▸ Aim of the exercise
Repeat the entire listing exactly.
========
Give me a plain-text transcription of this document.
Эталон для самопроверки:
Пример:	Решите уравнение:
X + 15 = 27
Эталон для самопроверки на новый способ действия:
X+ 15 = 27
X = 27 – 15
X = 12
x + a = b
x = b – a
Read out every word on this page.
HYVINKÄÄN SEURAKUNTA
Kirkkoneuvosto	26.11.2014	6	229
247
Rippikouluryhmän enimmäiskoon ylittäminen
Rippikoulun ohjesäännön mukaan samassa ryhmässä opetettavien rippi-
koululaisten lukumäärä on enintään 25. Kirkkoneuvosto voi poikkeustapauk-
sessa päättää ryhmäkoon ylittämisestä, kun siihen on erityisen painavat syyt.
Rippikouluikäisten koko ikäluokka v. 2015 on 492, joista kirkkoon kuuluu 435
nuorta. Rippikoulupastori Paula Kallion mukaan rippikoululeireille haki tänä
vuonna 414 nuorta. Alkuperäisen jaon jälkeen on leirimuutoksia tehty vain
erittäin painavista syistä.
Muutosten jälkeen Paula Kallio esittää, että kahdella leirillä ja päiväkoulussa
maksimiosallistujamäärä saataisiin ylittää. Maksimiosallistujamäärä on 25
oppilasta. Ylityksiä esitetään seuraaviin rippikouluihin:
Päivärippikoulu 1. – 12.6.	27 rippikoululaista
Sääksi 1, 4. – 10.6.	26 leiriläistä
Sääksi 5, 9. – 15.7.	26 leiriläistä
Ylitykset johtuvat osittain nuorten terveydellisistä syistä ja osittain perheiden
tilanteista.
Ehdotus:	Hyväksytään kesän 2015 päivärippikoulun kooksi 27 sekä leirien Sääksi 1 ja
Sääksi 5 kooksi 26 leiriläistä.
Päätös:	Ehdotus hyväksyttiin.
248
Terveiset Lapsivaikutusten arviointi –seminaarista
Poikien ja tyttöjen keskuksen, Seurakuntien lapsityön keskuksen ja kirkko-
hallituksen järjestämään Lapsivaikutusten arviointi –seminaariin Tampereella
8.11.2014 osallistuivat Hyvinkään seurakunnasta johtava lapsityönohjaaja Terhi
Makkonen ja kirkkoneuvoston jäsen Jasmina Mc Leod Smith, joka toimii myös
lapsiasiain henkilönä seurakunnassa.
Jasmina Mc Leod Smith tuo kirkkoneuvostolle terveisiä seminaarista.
========
▸ The response
Give me a plain-text transcription of this document.
Эталон для самопроверки:
Пример:	Решите уравнение:
X + 15 = 27
Эталон для самопроверки на новый способ действия:
X+ 15 = 27
X = 27 – 15
X = 12
x + a = b
x = b – a
Read out every word on this page.
HYVINKÄÄN SEURAKUNTA
Kirkkoneuvosto	26.11.2014	6	229
247
Rippikouluryhmän enimmäiskoon ylittäminen
Rippikoulun ohjesäännön mukaan samassa ryhmässä opetettavien rippi-
koululaisten lukumäärä on enintään 25. Kirkkoneuvosto voi poikkeustapauk-
sessa päättää ryhmäkoon ylittämisestä, kun siihen on erityisen painavat syyt.
Rippikouluikäisten koko ikäluokka v. 2015 on 492, joista kirkkoon kuuluu 435
nuorta. Rippikoulupastori Paula Kallion mukaan rippikoululeireille haki tänä
vuonna 414 nuorta. Alkuperäisen jaon jälkeen on leirimuutoksia tehty vain
erittäin painavista syistä.
Muutosten jälkeen Paula Kallio esittää, että kahdella leirillä ja päiväkoulussa
maksimiosallistujamäärä saataisiin ylittää. Maksimiosallistujamäärä on 25
oppilasta. Ylityksiä esitetään seuraaviin rippikouluihin:
Päivärippikoulu 1. – 12.6.	27 rippikoululaista
Sääksi 1, 4. – 10.6.	26 leiriläistä
Sääksi 5, 9. – 15.7.	26 leiriläistä
Ylitykset johtuvat osittain nuorten terveydellisistä syistä ja osittain perheiden
tilanteista.
Ehdotus:	Hyväksytään kesän 2015 päivärippikoulun kooksi 27 sekä leirien Sääksi 1 ja
Sääksi 5 kooksi 26 leiriläistä.
Päätös:	Ehdotus hyväksyttiin.
248
Terveiset Lapsivaikutusten arviointi –seminaarista
Poikien ja tyttöjen keskuksen, Seurakuntien lapsityön keskuksen ja kirkko-
hallituksen järjestämään Lapsivaikutusten arviointi –seminaariin Tampereella
8.11.2014 osallistuivat Hyvinkään seurakunnasta johtava lapsityönohjaaja Terhi
Makkonen ja kirkkoneuvoston jäsen Jasmina Mc Leod Smith, joka toimii myös
lapsiasiain henkilönä seurakunnassa.
Jasmina Mc Leod Smith tuo kirkkoneuvostolle terveisiä seminaarista.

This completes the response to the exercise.